**Exercise:**
Within the material below, find each line bearing the word "ORDERLY" and present it.

**Given data:**
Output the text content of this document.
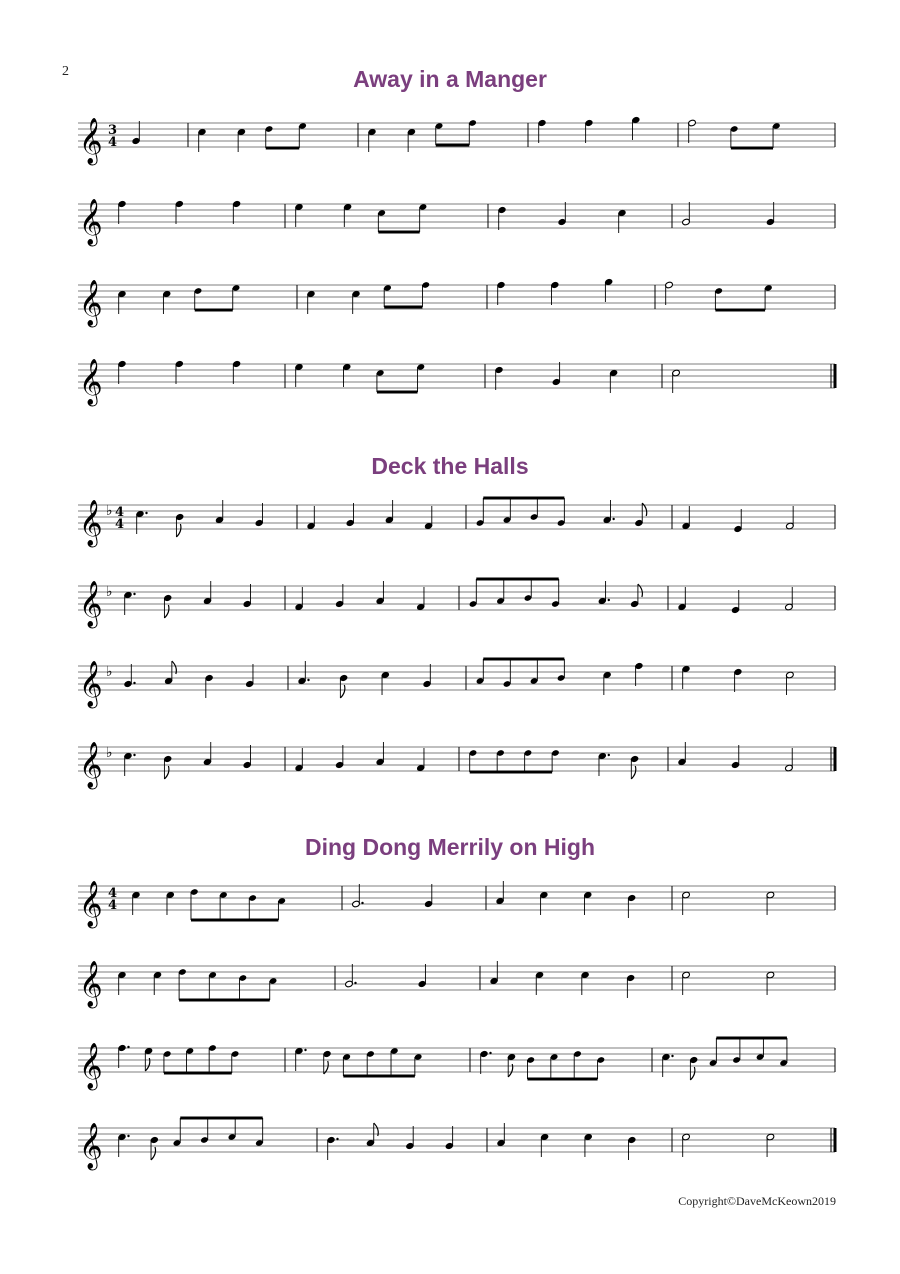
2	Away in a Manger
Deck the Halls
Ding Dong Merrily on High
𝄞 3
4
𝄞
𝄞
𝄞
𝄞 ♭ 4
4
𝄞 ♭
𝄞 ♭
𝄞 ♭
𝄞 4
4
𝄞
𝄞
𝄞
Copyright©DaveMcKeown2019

==

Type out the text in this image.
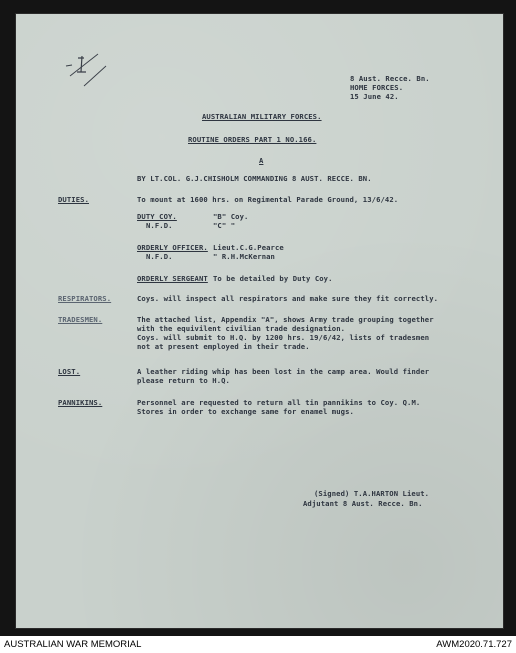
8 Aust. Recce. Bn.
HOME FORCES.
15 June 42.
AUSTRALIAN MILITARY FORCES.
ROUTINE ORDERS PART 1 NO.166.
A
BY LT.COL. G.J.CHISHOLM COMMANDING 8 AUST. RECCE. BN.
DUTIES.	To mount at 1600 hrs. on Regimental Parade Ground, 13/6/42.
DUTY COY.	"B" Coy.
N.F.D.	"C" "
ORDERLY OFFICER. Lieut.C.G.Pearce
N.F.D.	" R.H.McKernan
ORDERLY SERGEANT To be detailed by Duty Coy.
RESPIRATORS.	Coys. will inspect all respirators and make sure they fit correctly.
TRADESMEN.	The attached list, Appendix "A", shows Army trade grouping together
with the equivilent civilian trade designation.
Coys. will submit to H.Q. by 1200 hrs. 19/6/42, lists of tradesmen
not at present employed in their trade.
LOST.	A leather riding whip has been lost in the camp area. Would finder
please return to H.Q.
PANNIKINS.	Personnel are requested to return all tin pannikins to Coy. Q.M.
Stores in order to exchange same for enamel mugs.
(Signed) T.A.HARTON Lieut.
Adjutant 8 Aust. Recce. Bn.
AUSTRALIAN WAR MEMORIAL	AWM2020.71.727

**Exercise answer:**
ORDERLY OFFICER. Lieut.C.G.Pearce
ORDERLY SERGEANT To be detailed by Duty Coy.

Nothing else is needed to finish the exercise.